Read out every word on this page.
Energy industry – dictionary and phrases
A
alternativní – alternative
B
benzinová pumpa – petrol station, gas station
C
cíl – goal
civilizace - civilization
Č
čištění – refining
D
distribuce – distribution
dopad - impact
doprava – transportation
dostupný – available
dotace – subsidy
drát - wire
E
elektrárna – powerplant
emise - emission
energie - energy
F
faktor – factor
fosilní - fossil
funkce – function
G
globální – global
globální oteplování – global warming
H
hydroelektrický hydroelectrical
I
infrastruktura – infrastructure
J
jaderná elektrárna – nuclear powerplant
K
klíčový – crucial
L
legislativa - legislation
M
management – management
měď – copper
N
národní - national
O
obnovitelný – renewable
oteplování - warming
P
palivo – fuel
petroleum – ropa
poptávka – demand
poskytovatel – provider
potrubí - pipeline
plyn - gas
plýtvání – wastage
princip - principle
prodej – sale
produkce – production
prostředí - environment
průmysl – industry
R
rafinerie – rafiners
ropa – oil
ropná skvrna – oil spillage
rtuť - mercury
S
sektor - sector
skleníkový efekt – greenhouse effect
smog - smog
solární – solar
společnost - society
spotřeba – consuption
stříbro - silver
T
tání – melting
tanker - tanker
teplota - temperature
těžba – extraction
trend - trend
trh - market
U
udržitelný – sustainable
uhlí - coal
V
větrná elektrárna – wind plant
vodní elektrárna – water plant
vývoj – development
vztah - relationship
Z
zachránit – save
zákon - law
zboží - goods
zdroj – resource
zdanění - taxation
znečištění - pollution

Your goal: Reproduce every line of the data verbatim.

The solution:
Read out every word on this page.
Energy industry – dictionary and phrases
A
alternativní – alternative
B
benzinová pumpa – petrol station, gas station
C
cíl – goal
civilizace - civilization
Č
čištění – refining
D
distribuce – distribution
dopad - impact
doprava – transportation
dostupný – available
dotace – subsidy
drát - wire
E
elektrárna – powerplant
emise - emission
energie - energy
F
faktor – factor
fosilní - fossil
funkce – function
G
globální – global
globální oteplování – global warming
H
hydroelektrický hydroelectrical
I
infrastruktura – infrastructure
J
jaderná elektrárna – nuclear powerplant
K
klíčový – crucial
L
legislativa - legislation
M
management – management
měď – copper
N
národní - national
O
obnovitelný – renewable
oteplování - warming
P
palivo – fuel
petroleum – ropa
poptávka – demand
poskytovatel – provider
potrubí - pipeline
plyn - gas
plýtvání – wastage
princip - principle
prodej – sale
produkce – production
prostředí - environment
průmysl – industry
R
rafinerie – rafiners
ropa – oil
ropná skvrna – oil spillage
rtuť - mercury
S
sektor - sector
skleníkový efekt – greenhouse effect
smog - smog
solární – solar
společnost - society
spotřeba – consuption
stříbro - silver
T
tání – melting
tanker - tanker
teplota - temperature
těžba – extraction
trend - trend
trh - market
U
udržitelný – sustainable
uhlí - coal
V
větrná elektrárna – wind plant
vodní elektrárna – water plant
vývoj – development
vztah - relationship
Z
zachránit – save
zákon - law
zboží - goods
zdroj – resource
zdanění - taxation
znečištění - pollution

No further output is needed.